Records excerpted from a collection
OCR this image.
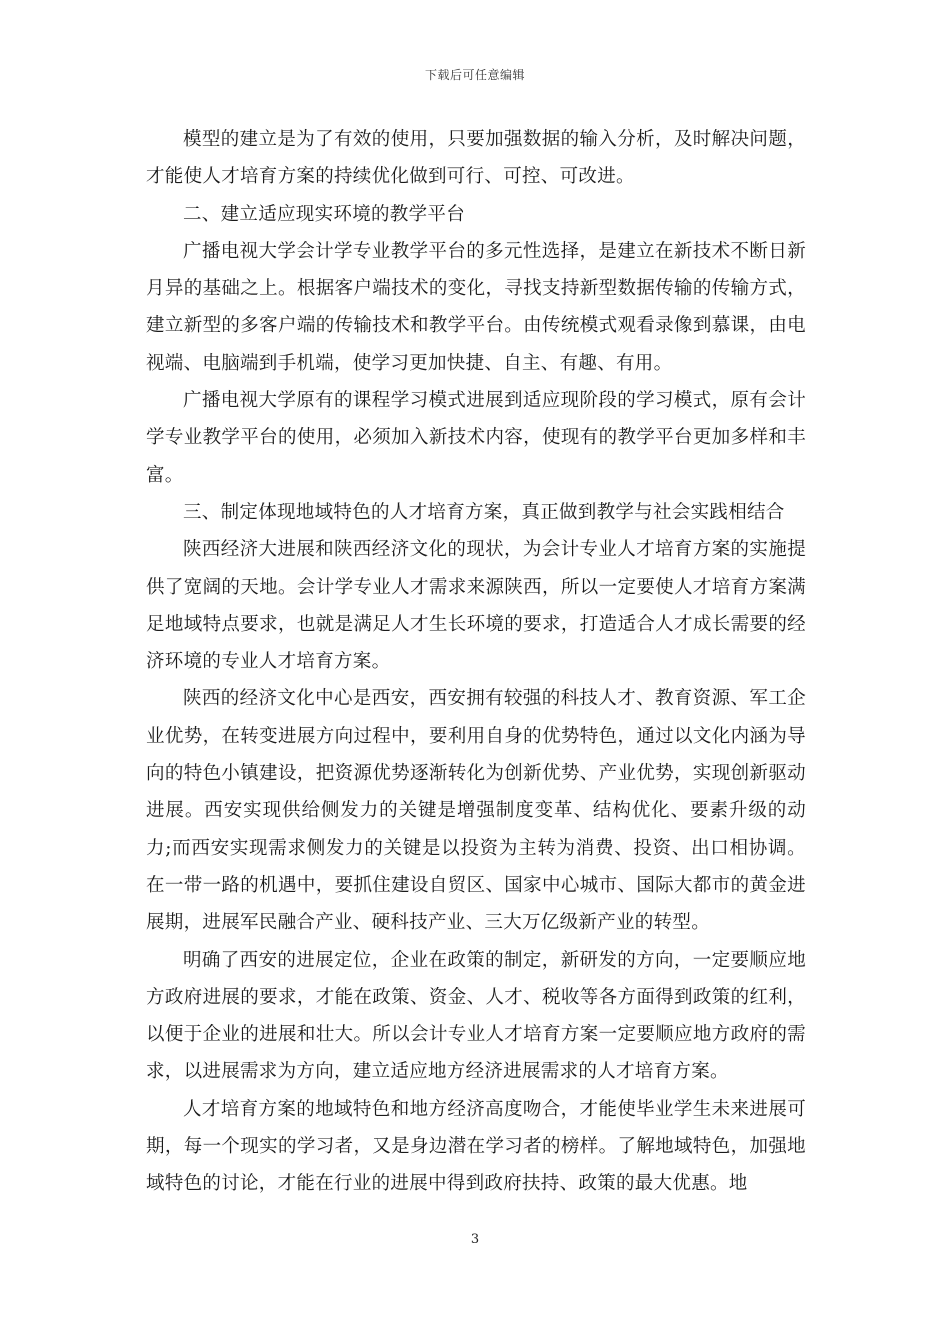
下载后可任意编辑

模型的建立是为了有效的使用，只要加强数据的输入分析，及时解决问题，才能使人才培育方案的持续优化做到可行、可控、可改进。

二、建立适应现实环境的教学平台

广播电视大学会计学专业教学平台的多元性选择，是建立在新技术不断日新月异的基础之上。根据客户端技术的变化，寻找支持新型数据传输的传输方式，建立新型的多客户端的传输技术和教学平台。由传统模式观看录像到慕课，由电视端、电脑端到手机端，使学习更加快捷、自主、有趣、有用。

广播电视大学原有的课程学习模式进展到适应现阶段的学习模式，原有会计学专业教学平台的使用，必须加入新技术内容，使现有的教学平台更加多样和丰富。

三、制定体现地域特色的人才培育方案，真正做到教学与社会实践相结合

陕西经济大进展和陕西经济文化的现状，为会计专业人才培育方案的实施提供了宽阔的天地。会计学专业人才需求来源陕西，所以一定要使人才培育方案满足地域特点要求，也就是满足人才生长环境的要求，打造适合人才成长需要的经济环境的专业人才培育方案。

陕西的经济文化中心是西安，西安拥有较强的科技人才、教育资源、军工企业优势，在转变进展方向过程中，要利用自身的优势特色，通过以文化内涵为导向的特色小镇建设，把资源优势逐渐转化为创新优势、产业优势，实现创新驱动进展。西安实现供给侧发力的关键是增强制度变革、结构优化、要素升级的动力;而西安实现需求侧发力的关键是以投资为主转为消费、投资、出口相协调。在一带一路的机遇中，要抓住建设自贸区、国家中心城市、国际大都市的黄金进展期，进展军民融合产业、硬科技产业、三大万亿级新产业的转型。

明确了西安的进展定位，企业在政策的制定，新研发的方向，一定要顺应地方政府进展的要求，才能在政策、资金、人才、税收等各方面得到政策的红利，以便于企业的进展和壮大。所以会计专业人才培育方案一定要顺应地方政府的需求，以进展需求为方向，建立适应地方经济进展需求的人才培育方案。

人才培育方案的地域特色和地方经济高度吻合，才能使毕业学生未来进展可期，每一个现实的学习者，又是身边潜在学习者的榜样。了解地域特色，加强地域特色的讨论，才能在行业的进展中得到政府扶持、政策的最大优惠。地

3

### [Goal of the exercise]
Write out the material above again, word for word, minus its pictures.

### [Result for this task]
OCR this image.
下载后可任意编辑

模型的建立是为了有效的使用，只要加强数据的输入分析，及时解决问题，才能使人才培育方案的持续优化做到可行、可控、可改进。

二、建立适应现实环境的教学平台

广播电视大学会计学专业教学平台的多元性选择，是建立在新技术不断日新月异的基础之上。根据客户端技术的变化，寻找支持新型数据传输的传输方式，建立新型的多客户端的传输技术和教学平台。由传统模式观看录像到慕课，由电视端、电脑端到手机端，使学习更加快捷、自主、有趣、有用。

广播电视大学原有的课程学习模式进展到适应现阶段的学习模式，原有会计学专业教学平台的使用，必须加入新技术内容，使现有的教学平台更加多样和丰富。

三、制定体现地域特色的人才培育方案，真正做到教学与社会实践相结合

陕西经济大进展和陕西经济文化的现状，为会计专业人才培育方案的实施提供了宽阔的天地。会计学专业人才需求来源陕西，所以一定要使人才培育方案满足地域特点要求，也就是满足人才生长环境的要求，打造适合人才成长需要的经济环境的专业人才培育方案。

陕西的经济文化中心是西安，西安拥有较强的科技人才、教育资源、军工企业优势，在转变进展方向过程中，要利用自身的优势特色，通过以文化内涵为导向的特色小镇建设，把资源优势逐渐转化为创新优势、产业优势，实现创新驱动进展。西安实现供给侧发力的关键是增强制度变革、结构优化、要素升级的动力;而西安实现需求侧发力的关键是以投资为主转为消费、投资、出口相协调。在一带一路的机遇中，要抓住建设自贸区、国家中心城市、国际大都市的黄金进展期，进展军民融合产业、硬科技产业、三大万亿级新产业的转型。

明确了西安的进展定位，企业在政策的制定，新研发的方向，一定要顺应地方政府进展的要求，才能在政策、资金、人才、税收等各方面得到政策的红利，以便于企业的进展和壮大。所以会计专业人才培育方案一定要顺应地方政府的需求，以进展需求为方向，建立适应地方经济进展需求的人才培育方案。

人才培育方案的地域特色和地方经济高度吻合，才能使毕业学生未来进展可期，每一个现实的学习者，又是身边潜在学习者的榜样。了解地域特色，加强地域特色的讨论，才能在行业的进展中得到政府扶持、政策的最大优惠。地

3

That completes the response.